*Your goal*. Return each line of the data below verbatim; pictures are to be left out.

#### Listing

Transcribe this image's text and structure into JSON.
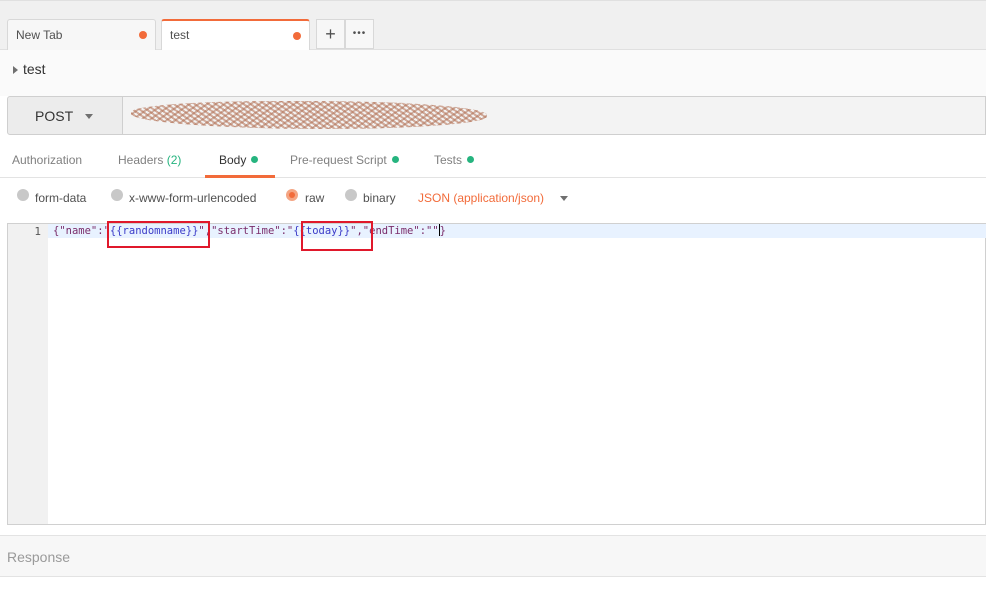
{
  "tabs": [
    {
      "label": "New Tab",
      "unsaved": true,
      "active": false
    },
    {
      "label": "test",
      "unsaved": true,
      "active": true
    }
  ],
  "tab_actions": {
    "add": "+",
    "more": "•••"
  },
  "request": {
    "name": "test",
    "method": "POST",
    "url": ""
  },
  "subtabs": {
    "authorization": "Authorization",
    "headers": "Headers",
    "headers_count": "(2)",
    "body": "Body",
    "prerequest": "Pre-request Script",
    "tests": "Tests"
  },
  "body_types": {
    "form_data": "form-data",
    "urlencoded": "x-www-form-urlencoded",
    "raw": "raw",
    "binary": "binary",
    "selected": "raw",
    "content_type": "JSON (application/json)"
  },
  "editor": {
    "line_number": "1",
    "code": {
      "p1": "{\"name\":\"",
      "v1": "{{randomname}}",
      "p2": "\",\"startTime\":\"",
      "v2": "{{today}}",
      "p3": "\",\"endTime\":\"\"",
      "p4": "}"
    }
  },
  "response": {
    "label": "Response"
  },
  "colors": {
    "accent": "#f26b3a",
    "green": "#26b47f",
    "highlight_box": "#e0182b"
  }
}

########

*Output below*.
Transcribe this image's text and structure into JSON.
{
  "tabs": [
    {
      "label": "New Tab",
      "unsaved": true,
      "active": false
    },
    {
      "label": "test",
      "unsaved": true,
      "active": true
    }
  ],
  "tab_actions": {
    "add": "+",
    "more": "•••"
  },
  "request": {
    "name": "test",
    "method": "POST",
    "url": ""
  },
  "subtabs": {
    "authorization": "Authorization",
    "headers": "Headers",
    "headers_count": "(2)",
    "body": "Body",
    "prerequest": "Pre-request Script",
    "tests": "Tests"
  },
  "body_types": {
    "form_data": "form-data",
    "urlencoded": "x-www-form-urlencoded",
    "raw": "raw",
    "binary": "binary",
    "selected": "raw",
    "content_type": "JSON (application/json)"
  },
  "editor": {
    "line_number": "1",
    "code": {
      "p1": "{\"name\":\"",
      "v1": "{{randomname}}",
      "p2": "\",\"startTime\":\"",
      "v2": "{{today}}",
      "p3": "\",\"endTime\":\"\"",
      "p4": "}"
    }
  },
  "response": {
    "label": "Response"
  },
  "colors": {
    "accent": "#f26b3a",
    "green": "#26b47f",
    "highlight_box": "#e0182b"
  }
}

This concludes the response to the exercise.